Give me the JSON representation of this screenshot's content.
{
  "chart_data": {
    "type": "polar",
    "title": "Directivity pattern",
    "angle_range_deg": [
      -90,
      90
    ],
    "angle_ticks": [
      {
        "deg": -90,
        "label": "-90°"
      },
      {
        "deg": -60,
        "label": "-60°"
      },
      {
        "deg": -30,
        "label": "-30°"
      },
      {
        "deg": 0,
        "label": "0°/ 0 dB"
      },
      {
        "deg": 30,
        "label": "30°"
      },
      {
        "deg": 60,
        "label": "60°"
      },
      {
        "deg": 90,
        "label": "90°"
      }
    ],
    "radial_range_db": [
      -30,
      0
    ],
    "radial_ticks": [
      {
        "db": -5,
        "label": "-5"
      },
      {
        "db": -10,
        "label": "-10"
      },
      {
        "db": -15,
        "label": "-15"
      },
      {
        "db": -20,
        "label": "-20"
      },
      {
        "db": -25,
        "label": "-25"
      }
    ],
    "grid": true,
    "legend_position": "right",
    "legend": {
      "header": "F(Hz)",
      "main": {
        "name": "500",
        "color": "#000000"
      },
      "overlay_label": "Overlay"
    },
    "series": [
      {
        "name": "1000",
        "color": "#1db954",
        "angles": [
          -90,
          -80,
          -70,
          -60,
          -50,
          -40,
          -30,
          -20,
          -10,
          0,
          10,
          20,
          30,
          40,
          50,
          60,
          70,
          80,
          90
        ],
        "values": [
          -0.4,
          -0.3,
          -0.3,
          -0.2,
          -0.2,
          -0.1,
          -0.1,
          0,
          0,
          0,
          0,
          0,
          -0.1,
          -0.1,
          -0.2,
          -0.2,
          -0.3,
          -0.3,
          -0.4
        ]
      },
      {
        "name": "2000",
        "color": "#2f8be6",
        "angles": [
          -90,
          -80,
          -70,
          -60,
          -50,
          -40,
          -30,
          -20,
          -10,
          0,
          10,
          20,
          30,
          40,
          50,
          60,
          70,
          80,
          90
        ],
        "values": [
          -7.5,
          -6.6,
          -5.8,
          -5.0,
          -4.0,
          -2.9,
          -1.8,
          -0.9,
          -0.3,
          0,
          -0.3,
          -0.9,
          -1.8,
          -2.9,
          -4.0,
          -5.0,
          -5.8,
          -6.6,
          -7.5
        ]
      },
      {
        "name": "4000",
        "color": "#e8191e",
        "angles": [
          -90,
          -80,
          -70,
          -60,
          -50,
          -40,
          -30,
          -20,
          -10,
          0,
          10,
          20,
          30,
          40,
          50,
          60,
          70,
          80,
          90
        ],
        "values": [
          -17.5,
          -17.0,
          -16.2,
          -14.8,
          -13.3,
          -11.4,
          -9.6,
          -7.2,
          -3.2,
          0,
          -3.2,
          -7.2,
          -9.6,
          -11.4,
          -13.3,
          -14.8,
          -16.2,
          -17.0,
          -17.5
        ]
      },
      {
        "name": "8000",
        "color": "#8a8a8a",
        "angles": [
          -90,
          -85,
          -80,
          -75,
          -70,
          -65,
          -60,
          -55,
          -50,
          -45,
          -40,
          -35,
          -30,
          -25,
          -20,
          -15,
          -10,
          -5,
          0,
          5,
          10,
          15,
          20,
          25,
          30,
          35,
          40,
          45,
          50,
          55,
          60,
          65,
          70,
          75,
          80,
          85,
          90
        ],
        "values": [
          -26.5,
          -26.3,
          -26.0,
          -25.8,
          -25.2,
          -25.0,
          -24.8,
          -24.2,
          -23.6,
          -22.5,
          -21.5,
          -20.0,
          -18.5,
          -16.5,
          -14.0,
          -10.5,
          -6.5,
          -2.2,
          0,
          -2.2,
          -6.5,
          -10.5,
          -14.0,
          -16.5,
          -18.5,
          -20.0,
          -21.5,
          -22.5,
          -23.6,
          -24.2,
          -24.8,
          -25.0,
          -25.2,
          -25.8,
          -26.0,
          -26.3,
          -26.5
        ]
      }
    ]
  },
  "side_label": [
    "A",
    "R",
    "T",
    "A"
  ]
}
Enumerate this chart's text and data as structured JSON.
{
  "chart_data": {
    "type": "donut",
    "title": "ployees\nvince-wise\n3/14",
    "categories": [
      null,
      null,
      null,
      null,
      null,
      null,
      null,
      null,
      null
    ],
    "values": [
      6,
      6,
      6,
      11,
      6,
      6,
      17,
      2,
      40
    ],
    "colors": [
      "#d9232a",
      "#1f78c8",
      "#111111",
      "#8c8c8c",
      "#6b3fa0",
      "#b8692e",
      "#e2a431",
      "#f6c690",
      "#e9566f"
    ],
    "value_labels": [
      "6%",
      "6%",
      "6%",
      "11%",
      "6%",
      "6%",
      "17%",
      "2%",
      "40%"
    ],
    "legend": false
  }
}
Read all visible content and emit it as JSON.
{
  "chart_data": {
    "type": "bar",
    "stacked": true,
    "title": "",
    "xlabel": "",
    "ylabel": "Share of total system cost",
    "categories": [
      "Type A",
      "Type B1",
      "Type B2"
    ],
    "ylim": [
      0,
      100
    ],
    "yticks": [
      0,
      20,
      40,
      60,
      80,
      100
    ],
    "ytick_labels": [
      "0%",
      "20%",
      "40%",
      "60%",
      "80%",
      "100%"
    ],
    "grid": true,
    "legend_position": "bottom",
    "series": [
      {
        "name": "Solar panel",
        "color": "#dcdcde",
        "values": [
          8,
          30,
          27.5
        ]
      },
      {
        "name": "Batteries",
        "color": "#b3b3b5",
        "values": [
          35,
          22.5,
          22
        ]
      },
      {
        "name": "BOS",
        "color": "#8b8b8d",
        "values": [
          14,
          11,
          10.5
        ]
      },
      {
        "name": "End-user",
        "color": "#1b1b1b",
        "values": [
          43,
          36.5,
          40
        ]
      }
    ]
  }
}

▸ **Task statement**: Extract from the material all lines containing the string "JSON".

▸ **Full output**:
Give me the JSON representation of this screenshot's content.
Enumerate this chart's text and data as structured JSON.
Read all visible content and emit it as JSON.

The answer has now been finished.